***** TASK INPUT

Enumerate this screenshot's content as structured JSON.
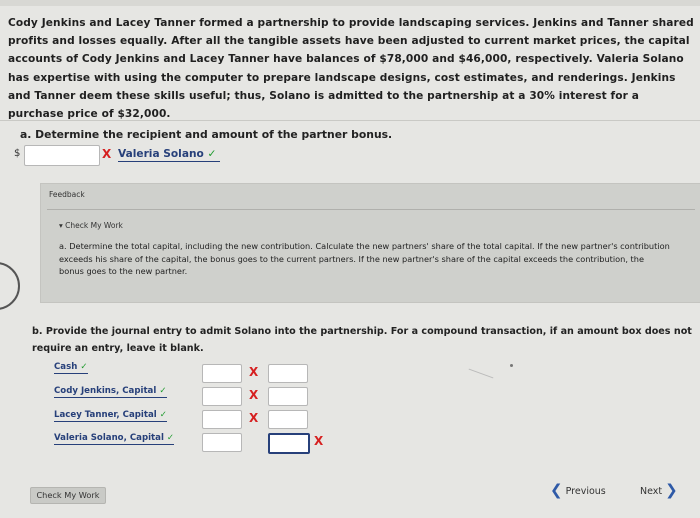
{
  "problem_text": "Cody Jenkins and Lacey Tanner formed a partnership to provide landscaping services. Jenkins and Tanner shared profits and losses equally. After all the tangible assets have been adjusted to current market prices, the capital accounts of Cody Jenkins and Lacey Tanner have balances of $78,000 and $46,000, respectively. Valeria Solano has expertise with using the computer to prepare landscape designs, cost estimates, and renderings. Jenkins and Tanner deem these skills useful; thus, Solano is admitted to the partnership at a 30% interest for a purchase price of $32,000.",
  "part_a": {
    "label": "a.",
    "question": "Determine the recipient and amount of the partner bonus.",
    "currency": "$",
    "amount_value": "",
    "wrong_mark": "X",
    "recipient": "Valeria Solano",
    "correct_mark": "✓"
  },
  "feedback": {
    "title": "Feedback",
    "check_my_work": "▾ Check My Work",
    "text": "a. Determine the total capital, including the new contribution. Calculate the new partners' share of the total capital. If the new partner's contribution exceeds his share of the capital, the bonus goes to the current partners. If the new partner's share of the capital exceeds the contribution, the bonus goes to the new partner."
  },
  "part_b": {
    "label": "b.",
    "question": "Provide the journal entry to admit Solano into the partnership. For a compound transaction, if an amount box does not require an entry, leave it blank.",
    "accounts": [
      {
        "name": "Cash",
        "mark": "✓",
        "debit_wrong": "X",
        "debit": "",
        "credit": ""
      },
      {
        "name": "Cody Jenkins, Capital",
        "mark": "✓",
        "debit_wrong": "X",
        "debit": "",
        "credit": ""
      },
      {
        "name": "Lacey Tanner, Capital",
        "mark": "✓",
        "debit_wrong": "X",
        "debit": "",
        "credit": ""
      },
      {
        "name": "Valeria Solano, Capital",
        "mark": "✓",
        "credit_wrong": "X",
        "debit": "",
        "credit": ""
      }
    ]
  },
  "footer": {
    "check_my_work_button": "Check My Work",
    "previous": "Previous",
    "next": "Next"
  },
  "icons": {
    "prev": "chevron-left-icon",
    "next": "chevron-right-icon"
  },
  "colors": {
    "wrong": "#d62020",
    "correct": "#1d9a2c",
    "link": "#27407a",
    "nav_chevron": "#2f5aa7"
  }
}
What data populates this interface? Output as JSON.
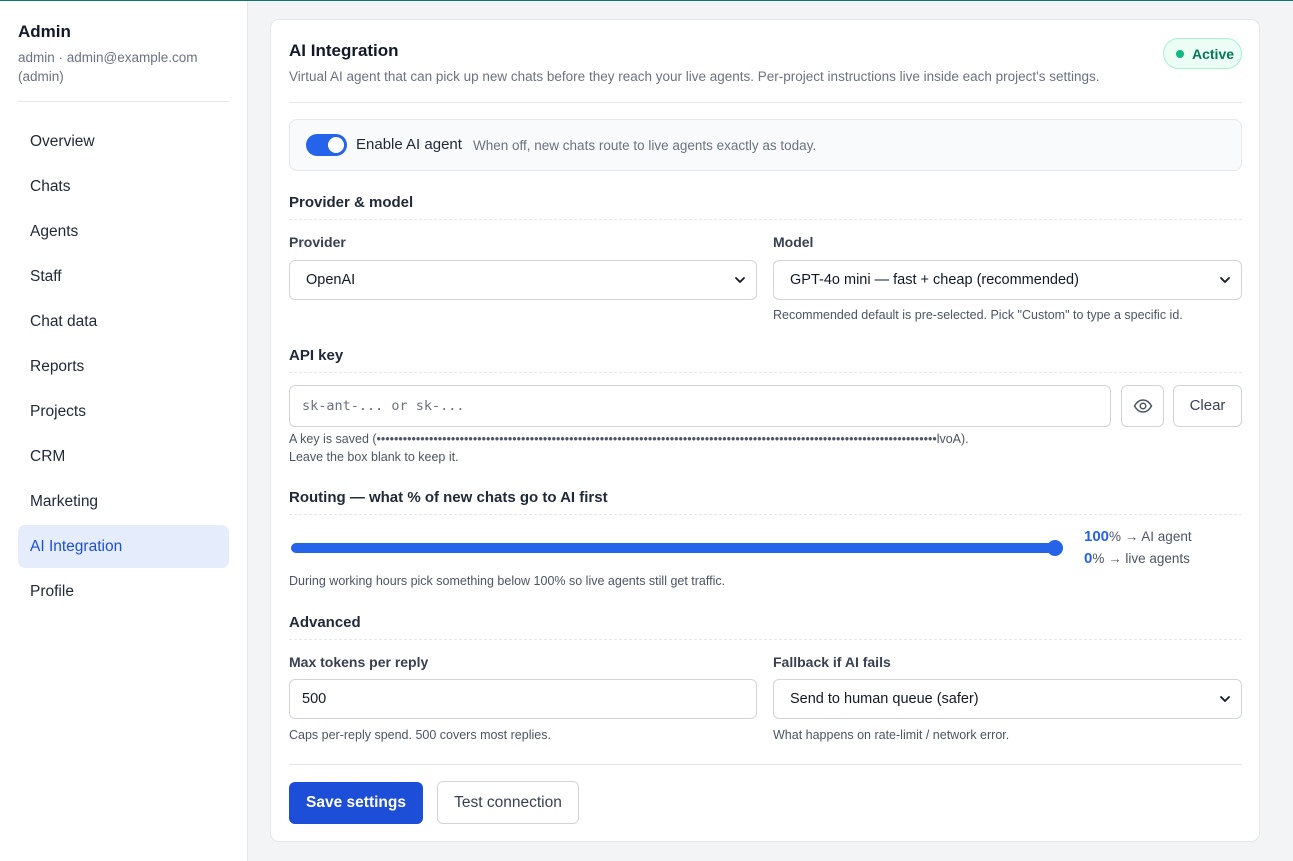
{
  "sidebar": {
    "title": "Admin",
    "subtitle": "admin · admin@example.com (admin)",
    "items": [
      {
        "label": "Overview"
      },
      {
        "label": "Chats"
      },
      {
        "label": "Agents"
      },
      {
        "label": "Staff"
      },
      {
        "label": "Chat data"
      },
      {
        "label": "Reports"
      },
      {
        "label": "Projects"
      },
      {
        "label": "CRM"
      },
      {
        "label": "Marketing"
      },
      {
        "label": "AI Integration",
        "active": true
      },
      {
        "label": "Profile"
      }
    ]
  },
  "card": {
    "title": "AI Integration",
    "description": "Virtual AI agent that can pick up new chats before they reach your live agents. Per-project instructions live inside each project's settings.",
    "status_badge": "Active"
  },
  "toggle": {
    "label": "Enable AI agent",
    "hint": "When off, new chats route to live agents exactly as today.",
    "enabled": true
  },
  "provider_section": {
    "title": "Provider & model",
    "provider_label": "Provider",
    "provider_value": "OpenAI",
    "model_label": "Model",
    "model_value": "GPT-4o mini — fast + cheap (recommended)",
    "model_help": "Recommended default is pre-selected. Pick \"Custom\" to type a specific id."
  },
  "api_key": {
    "title": "API key",
    "placeholder": "sk-ant-... or sk-...",
    "clear_label": "Clear",
    "saved_note_line1": "A key is saved (••••••••••••••••••••••••••••••••••••••••••••••••••••••••••••••••••••••••••••••••••••••••••••••••••••••••••••••••••••••••••••••••lvoA).",
    "saved_note_line2": "Leave the box blank to keep it."
  },
  "routing": {
    "title": "Routing — what % of new chats go to AI first",
    "ai_percent": 100,
    "ai_percent_text": "100",
    "ai_suffix": "% → AI agent",
    "live_percent_text": "0",
    "live_suffix": "% → live agents",
    "help": "During working hours pick something below 100% so live agents still get traffic."
  },
  "advanced": {
    "title": "Advanced",
    "max_tokens_label": "Max tokens per reply",
    "max_tokens_value": "500",
    "max_tokens_help": "Caps per-reply spend. 500 covers most replies.",
    "fallback_label": "Fallback if AI fails",
    "fallback_value": "Send to human queue (safer)",
    "fallback_help": "What happens on rate-limit / network error."
  },
  "actions": {
    "save_label": "Save settings",
    "test_label": "Test connection"
  },
  "colors": {
    "accent": "#2563eb",
    "primary_button": "#1d4ed8",
    "active_badge": "#047857",
    "active_nav_bg": "#e5edfd"
  },
  "icons": {
    "show_key": "eye-icon",
    "dropdown": "chevron-down-icon"
  }
}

**********

**WHAT THE TASK ASKS:**
Reproduce each entry precisely, dropping only the pictures.

**TASK RESULT:**
Enumerate this screenshot's content as structured JSON.
{
  "problem_text": "Cody Jenkins and Lacey Tanner formed a partnership to provide landscaping services. Jenkins and Tanner shared profits and losses equally. After all the tangible assets have been adjusted to current market prices, the capital accounts of Cody Jenkins and Lacey Tanner have balances of $78,000 and $46,000, respectively. Valeria Solano has expertise with using the computer to prepare landscape designs, cost estimates, and renderings. Jenkins and Tanner deem these skills useful; thus, Solano is admitted to the partnership at a 30% interest for a purchase price of $32,000.",
  "part_a": {
    "label": "a.",
    "question": "Determine the recipient and amount of the partner bonus.",
    "currency": "$",
    "amount_value": "",
    "wrong_mark": "X",
    "recipient": "Valeria Solano",
    "correct_mark": "✓"
  },
  "feedback": {
    "title": "Feedback",
    "check_my_work": "▾ Check My Work",
    "text": "a. Determine the total capital, including the new contribution. Calculate the new partners' share of the total capital. If the new partner's contribution exceeds his share of the capital, the bonus goes to the current partners. If the new partner's share of the capital exceeds the contribution, the bonus goes to the new partner."
  },
  "part_b": {
    "label": "b.",
    "question": "Provide the journal entry to admit Solano into the partnership. For a compound transaction, if an amount box does not require an entry, leave it blank.",
    "accounts": [
      {
        "name": "Cash",
        "mark": "✓",
        "debit_wrong": "X",
        "debit": "",
        "credit": ""
      },
      {
        "name": "Cody Jenkins, Capital",
        "mark": "✓",
        "debit_wrong": "X",
        "debit": "",
        "credit": ""
      },
      {
        "name": "Lacey Tanner, Capital",
        "mark": "✓",
        "debit_wrong": "X",
        "debit": "",
        "credit": ""
      },
      {
        "name": "Valeria Solano, Capital",
        "mark": "✓",
        "credit_wrong": "X",
        "debit": "",
        "credit": ""
      }
    ]
  },
  "footer": {
    "check_my_work_button": "Check My Work",
    "previous": "Previous",
    "next": "Next"
  },
  "icons": {
    "prev": "chevron-left-icon",
    "next": "chevron-right-icon"
  },
  "colors": {
    "wrong": "#d62020",
    "correct": "#1d9a2c",
    "link": "#27407a",
    "nav_chevron": "#2f5aa7"
  }
}
What data populates this interface? Output as JSON.
{
  "sidebar": {
    "title": "Admin",
    "subtitle": "admin · admin@example.com (admin)",
    "items": [
      {
        "label": "Overview"
      },
      {
        "label": "Chats"
      },
      {
        "label": "Agents"
      },
      {
        "label": "Staff"
      },
      {
        "label": "Chat data"
      },
      {
        "label": "Reports"
      },
      {
        "label": "Projects"
      },
      {
        "label": "CRM"
      },
      {
        "label": "Marketing"
      },
      {
        "label": "AI Integration",
        "active": true
      },
      {
        "label": "Profile"
      }
    ]
  },
  "card": {
    "title": "AI Integration",
    "description": "Virtual AI agent that can pick up new chats before they reach your live agents. Per-project instructions live inside each project's settings.",
    "status_badge": "Active"
  },
  "toggle": {
    "label": "Enable AI agent",
    "hint": "When off, new chats route to live agents exactly as today.",
    "enabled": true
  },
  "provider_section": {
    "title": "Provider & model",
    "provider_label": "Provider",
    "provider_value": "OpenAI",
    "model_label": "Model",
    "model_value": "GPT-4o mini — fast + cheap (recommended)",
    "model_help": "Recommended default is pre-selected. Pick \"Custom\" to type a specific id."
  },
  "api_key": {
    "title": "API key",
    "placeholder": "sk-ant-... or sk-...",
    "clear_label": "Clear",
    "saved_note_line1": "A key is saved (••••••••••••••••••••••••••••••••••••••••••••••••••••••••••••••••••••••••••••••••••••••••••••••••••••••••••••••••••••••••••••••••lvoA).",
    "saved_note_line2": "Leave the box blank to keep it."
  },
  "routing": {
    "title": "Routing — what % of new chats go to AI first",
    "ai_percent": 100,
    "ai_percent_text": "100",
    "ai_suffix": "% → AI agent",
    "live_percent_text": "0",
    "live_suffix": "% → live agents",
    "help": "During working hours pick something below 100% so live agents still get traffic."
  },
  "advanced": {
    "title": "Advanced",
    "max_tokens_label": "Max tokens per reply",
    "max_tokens_value": "500",
    "max_tokens_help": "Caps per-reply spend. 500 covers most replies.",
    "fallback_label": "Fallback if AI fails",
    "fallback_value": "Send to human queue (safer)",
    "fallback_help": "What happens on rate-limit / network error."
  },
  "actions": {
    "save_label": "Save settings",
    "test_label": "Test connection"
  },
  "colors": {
    "accent": "#2563eb",
    "primary_button": "#1d4ed8",
    "active_badge": "#047857",
    "active_nav_bg": "#e5edfd"
  },
  "icons": {
    "show_key": "eye-icon",
    "dropdown": "chevron-down-icon"
  }
}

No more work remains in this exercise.